** TO BE DONE **
Pick out the lines in the listing below that contain the word "switch" and copy them.
-- start of MATERIAL FOR THE TASK --
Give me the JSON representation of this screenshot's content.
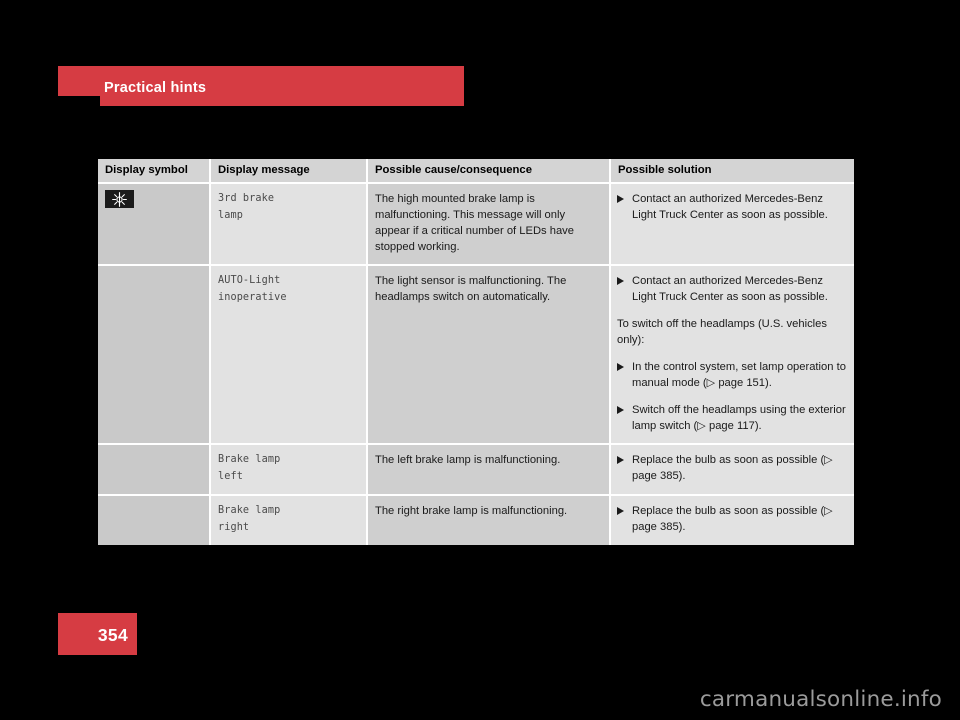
{
  "chapter": {
    "title": "Practical hints",
    "banner_color": "#d63c43"
  },
  "page": {
    "number": "354",
    "badge_color": "#d63c43"
  },
  "watermark": {
    "text": "carmanualsonline.info"
  },
  "table": {
    "headers": [
      "Display symbol",
      "Display message",
      "Possible cause/consequence",
      "Possible solution"
    ],
    "rows": [
      {
        "symbol": "brake-lamp-indicator-icon",
        "message_line1": "3rd brake",
        "message_line2": "lamp",
        "cause": "The high mounted brake lamp is malfunctioning. This message will only appear if a critical number of LEDs have stopped working.",
        "solution": [
          {
            "kind": "bullet",
            "text": "Contact an authorized Mercedes-Benz Light Truck Center as soon as possible."
          }
        ]
      },
      {
        "symbol": "",
        "message_line1": "AUTO-Light",
        "message_line2": "inoperative",
        "cause": "The light sensor is malfunctioning. The headlamps switch on automatically.",
        "solution": [
          {
            "kind": "bullet",
            "text": "Contact an authorized Mercedes-Benz Light Truck Center as soon as possible."
          },
          {
            "kind": "paragraph",
            "text": "To switch off the headlamps (U.S. vehicles only):"
          },
          {
            "kind": "bullet",
            "text": "In the control system, set lamp operation to manual mode (▷ page 151)."
          },
          {
            "kind": "bullet",
            "text": "Switch off the headlamps using the exterior lamp switch (▷ page 117)."
          }
        ]
      },
      {
        "symbol": "",
        "message_line1": "Brake lamp",
        "message_line2": "left",
        "cause": "The left brake lamp is malfunctioning.",
        "solution": [
          {
            "kind": "bullet",
            "text": "Replace the bulb as soon as possible (▷ page 385)."
          }
        ]
      },
      {
        "symbol": "",
        "message_line1": "Brake lamp",
        "message_line2": "right",
        "cause": "The right brake lamp is malfunctioning.",
        "solution": [
          {
            "kind": "bullet",
            "text": "Replace the bulb as soon as possible (▷ page 385)."
          }
        ]
      }
    ]
  }
}
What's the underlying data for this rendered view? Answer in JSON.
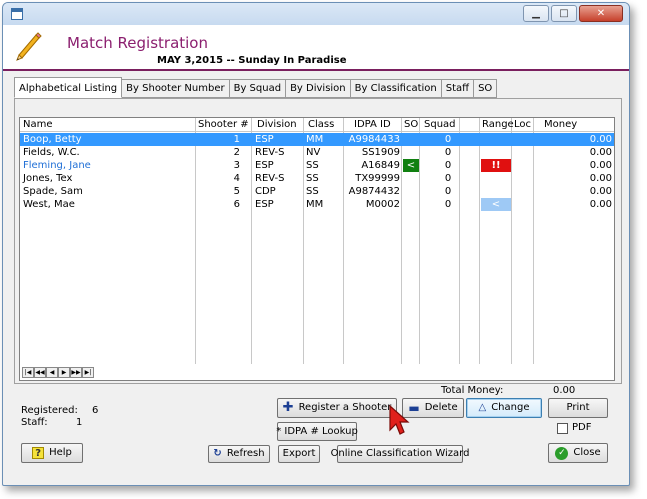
{
  "window": {
    "title": "",
    "controls": {
      "minimize": "▁",
      "maximize": "□",
      "close": "✕"
    }
  },
  "header": {
    "app_title": "Match Registration",
    "match_date": "MAY  3,2015 -- Sunday In Paradise"
  },
  "tabs": [
    {
      "label": "Alphabetical Listing",
      "active": true
    },
    {
      "label": "By Shooter Number",
      "active": false
    },
    {
      "label": "By Squad",
      "active": false
    },
    {
      "label": "By Division",
      "active": false
    },
    {
      "label": "By Classification",
      "active": false
    },
    {
      "label": "Staff",
      "active": false
    },
    {
      "label": "SO",
      "active": false
    }
  ],
  "table": {
    "columns": [
      "Name",
      "Shooter #",
      "Division",
      "Class",
      "IDPA ID",
      "SO",
      "Squad",
      "Range",
      "Loc",
      "Money"
    ],
    "rows": [
      {
        "name": "Boop, Betty",
        "shooter": "1",
        "division": "ESP",
        "class": "MM",
        "idpa": "A9984433",
        "so": "",
        "squad": "0",
        "range": "",
        "loc": "",
        "money": "0.00",
        "selected": true
      },
      {
        "name": "Fields, W.C.",
        "shooter": "2",
        "division": "REV-S",
        "class": "NV",
        "idpa": "SS1909",
        "so": "",
        "squad": "0",
        "range": "",
        "loc": "",
        "money": "0.00"
      },
      {
        "name": "Fleming, Jane",
        "shooter": "3",
        "division": "ESP",
        "class": "SS",
        "idpa": "A16849",
        "so": "<",
        "squad": "0",
        "range": "!!",
        "loc": "",
        "money": "0.00",
        "blue_name": true
      },
      {
        "name": "Jones, Tex",
        "shooter": "4",
        "division": "REV-S",
        "class": "SS",
        "idpa": "TX99999",
        "so": "",
        "squad": "0",
        "range": "",
        "loc": "",
        "money": "0.00"
      },
      {
        "name": "Spade, Sam",
        "shooter": "5",
        "division": "CDP",
        "class": "SS",
        "idpa": "A9874432",
        "so": "",
        "squad": "0",
        "range": "",
        "loc": "",
        "money": "0.00"
      },
      {
        "name": "West, Mae",
        "shooter": "6",
        "division": "ESP",
        "class": "MM",
        "idpa": "M0002",
        "so": "",
        "squad": "0",
        "range": "<",
        "loc": "",
        "money": "0.00"
      }
    ],
    "nav": [
      "|◀",
      "◀◀",
      "◀",
      "▶",
      "▶▶",
      "▶|"
    ]
  },
  "totals": {
    "label": "Total Money:",
    "value": "0.00"
  },
  "stats": {
    "registered_label": "Registered:",
    "registered_value": "6",
    "staff_label": "Staff:",
    "staff_value": "1"
  },
  "buttons": {
    "register": "Register a Shooter",
    "delete": "Delete",
    "change": "Change",
    "print": "Print",
    "idpa_lookup": "* IDPA # Lookup",
    "pdf": "PDF",
    "help": "Help",
    "refresh": "Refresh",
    "export": "Export",
    "wizard": "Online Classification Wizard",
    "close": "Close"
  },
  "colors": {
    "title": "#8b1f6f",
    "selection": "#3399ff",
    "so_green": "#108010",
    "range_red": "#e01010",
    "range_blue": "#9ec9f5",
    "link_blue": "#1f6fd6"
  }
}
-- end of MATERIAL FOR THE TASK --
** RESPONSE TO THE EXERCISE **
        "cause": "The light sensor is malfunctioning. The headlamps switch on automatically.",
            "text": "To switch off the headlamps (U.S. vehicles only):"
            "text": "Switch off the headlamps using the exterior lamp switch (▷ page 117)."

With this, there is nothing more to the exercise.